• WHAT NEEDS TO BE DONE: All of the data needs to be repeated exactly.

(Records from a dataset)
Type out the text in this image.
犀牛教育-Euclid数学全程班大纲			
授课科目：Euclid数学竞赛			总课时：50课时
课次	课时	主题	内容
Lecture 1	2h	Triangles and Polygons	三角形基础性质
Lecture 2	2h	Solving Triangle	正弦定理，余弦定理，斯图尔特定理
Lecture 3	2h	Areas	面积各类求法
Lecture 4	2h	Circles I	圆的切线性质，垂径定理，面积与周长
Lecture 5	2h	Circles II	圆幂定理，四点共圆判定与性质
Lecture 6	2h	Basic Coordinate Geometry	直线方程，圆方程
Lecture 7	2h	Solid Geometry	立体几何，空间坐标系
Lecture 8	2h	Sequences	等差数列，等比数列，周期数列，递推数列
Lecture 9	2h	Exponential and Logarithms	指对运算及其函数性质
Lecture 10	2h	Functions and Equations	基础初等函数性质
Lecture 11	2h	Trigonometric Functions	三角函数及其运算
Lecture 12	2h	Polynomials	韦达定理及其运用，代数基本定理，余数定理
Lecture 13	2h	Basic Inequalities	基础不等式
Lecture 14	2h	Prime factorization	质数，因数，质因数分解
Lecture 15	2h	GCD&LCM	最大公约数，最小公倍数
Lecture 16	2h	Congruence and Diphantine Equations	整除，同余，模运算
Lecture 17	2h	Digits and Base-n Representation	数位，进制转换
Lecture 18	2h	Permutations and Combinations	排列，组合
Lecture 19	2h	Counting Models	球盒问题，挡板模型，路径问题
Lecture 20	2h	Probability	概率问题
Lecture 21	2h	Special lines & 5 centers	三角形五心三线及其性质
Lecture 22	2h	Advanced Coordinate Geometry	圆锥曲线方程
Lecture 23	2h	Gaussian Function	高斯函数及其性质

• WRITTEN SOLUTION:
Type out the text in this image.
犀牛教育-Euclid数学全程班大纲			
授课科目：Euclid数学竞赛			总课时：50课时
课次	课时	主题	内容
Lecture 1	2h	Triangles and Polygons	三角形基础性质
Lecture 2	2h	Solving Triangle	正弦定理，余弦定理，斯图尔特定理
Lecture 3	2h	Areas	面积各类求法
Lecture 4	2h	Circles I	圆的切线性质，垂径定理，面积与周长
Lecture 5	2h	Circles II	圆幂定理，四点共圆判定与性质
Lecture 6	2h	Basic Coordinate Geometry	直线方程，圆方程
Lecture 7	2h	Solid Geometry	立体几何，空间坐标系
Lecture 8	2h	Sequences	等差数列，等比数列，周期数列，递推数列
Lecture 9	2h	Exponential and Logarithms	指对运算及其函数性质
Lecture 10	2h	Functions and Equations	基础初等函数性质
Lecture 11	2h	Trigonometric Functions	三角函数及其运算
Lecture 12	2h	Polynomials	韦达定理及其运用，代数基本定理，余数定理
Lecture 13	2h	Basic Inequalities	基础不等式
Lecture 14	2h	Prime factorization	质数，因数，质因数分解
Lecture 15	2h	GCD&LCM	最大公约数，最小公倍数
Lecture 16	2h	Congruence and Diphantine Equations	整除，同余，模运算
Lecture 17	2h	Digits and Base-n Representation	数位，进制转换
Lecture 18	2h	Permutations and Combinations	排列，组合
Lecture 19	2h	Counting Models	球盒问题，挡板模型，路径问题
Lecture 20	2h	Probability	概率问题
Lecture 21	2h	Special lines & 5 centers	三角形五心三线及其性质
Lecture 22	2h	Advanced Coordinate Geometry	圆锥曲线方程
Lecture 23	2h	Gaussian Function	高斯函数及其性质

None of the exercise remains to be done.